Objective => Copy out the data word for word, from its first line through the line containing "The strap 78C is at (254, 363).", including both ends. Omit the pictures from your copy.

Data from a collection:
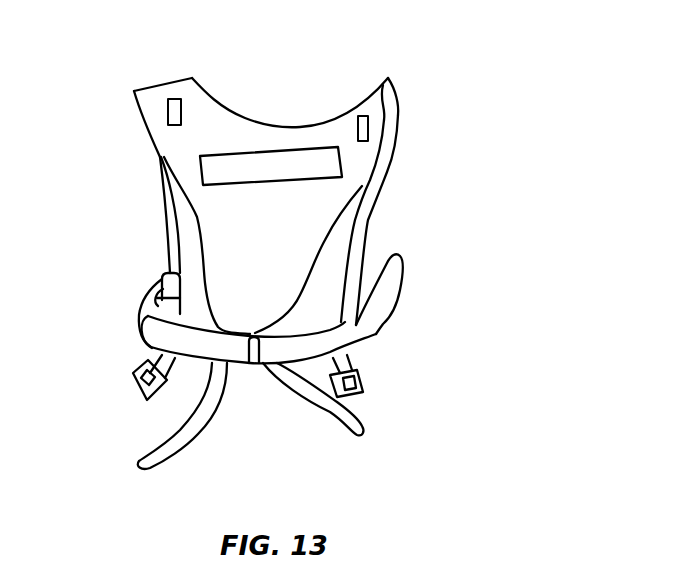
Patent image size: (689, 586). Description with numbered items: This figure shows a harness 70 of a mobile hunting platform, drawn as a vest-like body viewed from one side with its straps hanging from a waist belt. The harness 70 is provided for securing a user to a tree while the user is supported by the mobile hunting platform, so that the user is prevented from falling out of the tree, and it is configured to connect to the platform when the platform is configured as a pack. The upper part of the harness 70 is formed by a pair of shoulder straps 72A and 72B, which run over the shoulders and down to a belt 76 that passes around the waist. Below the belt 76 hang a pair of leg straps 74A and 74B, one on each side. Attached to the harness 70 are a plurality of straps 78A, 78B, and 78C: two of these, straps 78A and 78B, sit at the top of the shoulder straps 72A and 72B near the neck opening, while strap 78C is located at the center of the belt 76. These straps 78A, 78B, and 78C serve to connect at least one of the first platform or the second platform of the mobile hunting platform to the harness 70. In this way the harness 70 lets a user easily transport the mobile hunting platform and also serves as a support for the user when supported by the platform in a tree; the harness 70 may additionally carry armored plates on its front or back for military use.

The harness 70 is at (528, 167).
The shoulder strap 72A is at (170, 220).
The shoulder strap 72B is at (369, 204).
The leg strap 74A is at (153, 452).
The leg strap 74B is at (362, 427).
The belt 76 is at (380, 326).
The strap 78A is at (175, 99).
The strap 78B is at (362, 116).
The strap 78C is at (254, 363).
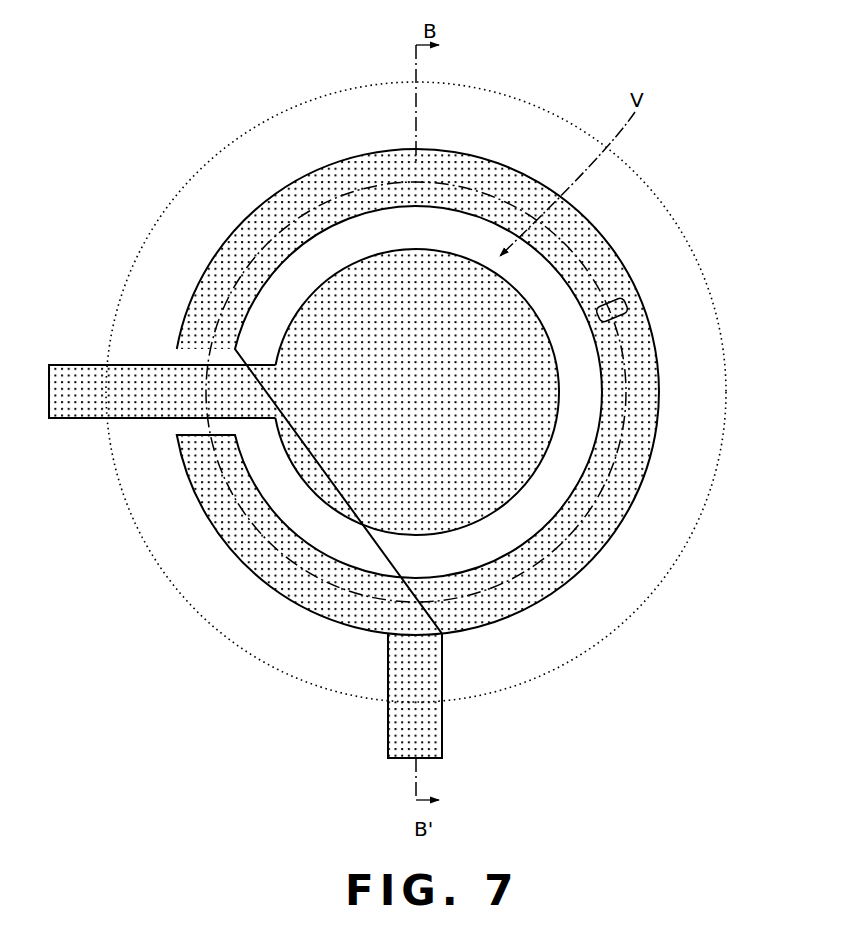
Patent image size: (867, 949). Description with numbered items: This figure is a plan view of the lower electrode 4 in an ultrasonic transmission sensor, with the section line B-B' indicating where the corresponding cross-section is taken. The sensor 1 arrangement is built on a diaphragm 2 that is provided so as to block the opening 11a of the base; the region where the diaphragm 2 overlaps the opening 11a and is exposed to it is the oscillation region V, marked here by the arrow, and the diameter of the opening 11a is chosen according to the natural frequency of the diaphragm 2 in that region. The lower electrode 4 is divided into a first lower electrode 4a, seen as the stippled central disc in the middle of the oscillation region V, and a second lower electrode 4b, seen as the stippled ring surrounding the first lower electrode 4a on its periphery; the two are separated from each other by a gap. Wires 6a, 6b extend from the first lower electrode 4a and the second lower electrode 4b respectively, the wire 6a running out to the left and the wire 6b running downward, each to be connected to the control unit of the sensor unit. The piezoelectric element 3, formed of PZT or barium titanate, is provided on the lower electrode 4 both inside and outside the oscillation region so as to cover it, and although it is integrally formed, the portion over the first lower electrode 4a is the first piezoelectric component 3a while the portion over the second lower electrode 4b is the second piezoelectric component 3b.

The piezoelectric vibrating element 1 is at (433, 397).
The diaphragm 2 is at (178, 131).
The piezoelectric element 3 is at (693, 243).
The first piezoelectric component 3a is at (337, 467).
The second piezoelectric component 3b is at (320, 618).
The lower electrode 4 is at (497, 392).
The first lower electrode 4a is at (556, 379).
The second lower electrode 4b is at (633, 427).
The wire 6a is at (73, 408).
The wire 6b is at (432, 727).
The opening 11a is at (643, 305).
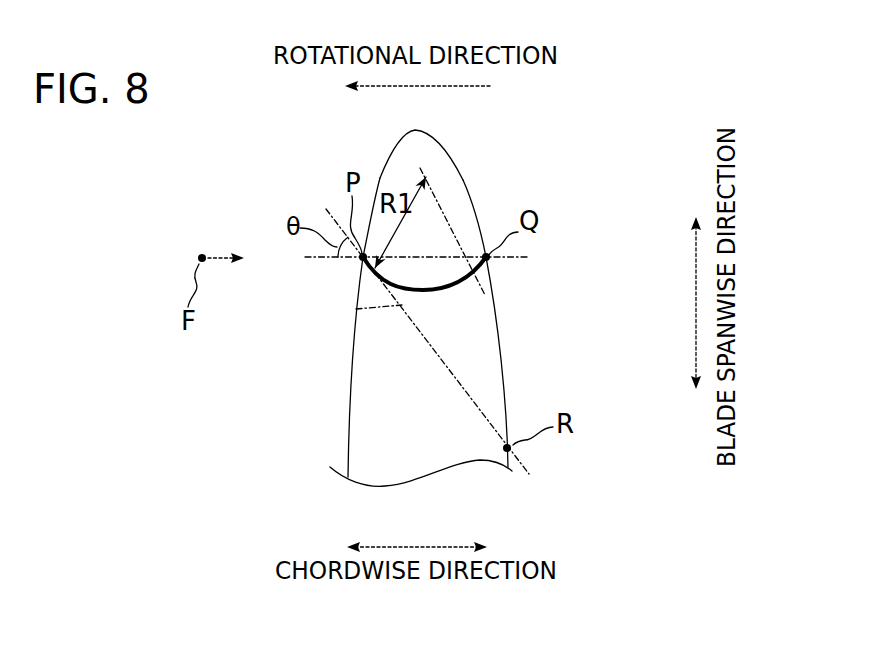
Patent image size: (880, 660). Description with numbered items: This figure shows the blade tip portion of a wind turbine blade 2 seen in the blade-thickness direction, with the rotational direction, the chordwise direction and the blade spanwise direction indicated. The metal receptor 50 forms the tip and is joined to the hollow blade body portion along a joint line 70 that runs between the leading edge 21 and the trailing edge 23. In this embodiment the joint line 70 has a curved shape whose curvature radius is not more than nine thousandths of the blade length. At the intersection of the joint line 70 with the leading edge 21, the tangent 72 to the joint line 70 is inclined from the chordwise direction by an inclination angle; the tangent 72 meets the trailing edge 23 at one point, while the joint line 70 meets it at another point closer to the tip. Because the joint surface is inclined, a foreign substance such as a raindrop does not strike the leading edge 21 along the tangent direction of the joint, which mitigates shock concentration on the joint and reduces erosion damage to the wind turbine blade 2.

Solution =>
Patent image size: (689, 586). Description with numbered items: This figure shows a harness 70 of a mobile hunting platform, drawn as a vest-like body viewed from one side with its straps hanging from a waist belt. The harness 70 is provided for securing a user to a tree while the user is supported by the mobile hunting platform, so that the user is prevented from falling out of the tree, and it is configured to connect to the platform when the platform is configured as a pack. The upper part of the harness 70 is formed by a pair of shoulder straps 72A and 72B, which run over the shoulders and down to a belt 76 that passes around the waist. Below the belt 76 hang a pair of leg straps 74A and 74B, one on each side. Attached to the harness 70 are a plurality of straps 78A, 78B, and 78C: two of these, straps 78A and 78B, sit at the top of the shoulder straps 72A and 72B near the neck opening, while strap 78C is located at the center of the belt 76. These straps 78A, 78B, and 78C serve to connect at least one of the first platform or the second platform of the mobile hunting platform to the harness 70. In this way the harness 70 lets a user easily transport the mobile hunting platform and also serves as a support for the user when supported by the platform in a tree; the harness 70 may additionally carry armored plates on its front or back for military use.

The harness 70 is at (528, 167).
The shoulder strap 72A is at (170, 220).
The shoulder strap 72B is at (369, 204).
The leg strap 74A is at (153, 452).
The leg strap 74B is at (362, 427).
The belt 76 is at (380, 326).
The strap 78A is at (175, 99).
The strap 78B is at (362, 116).
The strap 78C is at (254, 363).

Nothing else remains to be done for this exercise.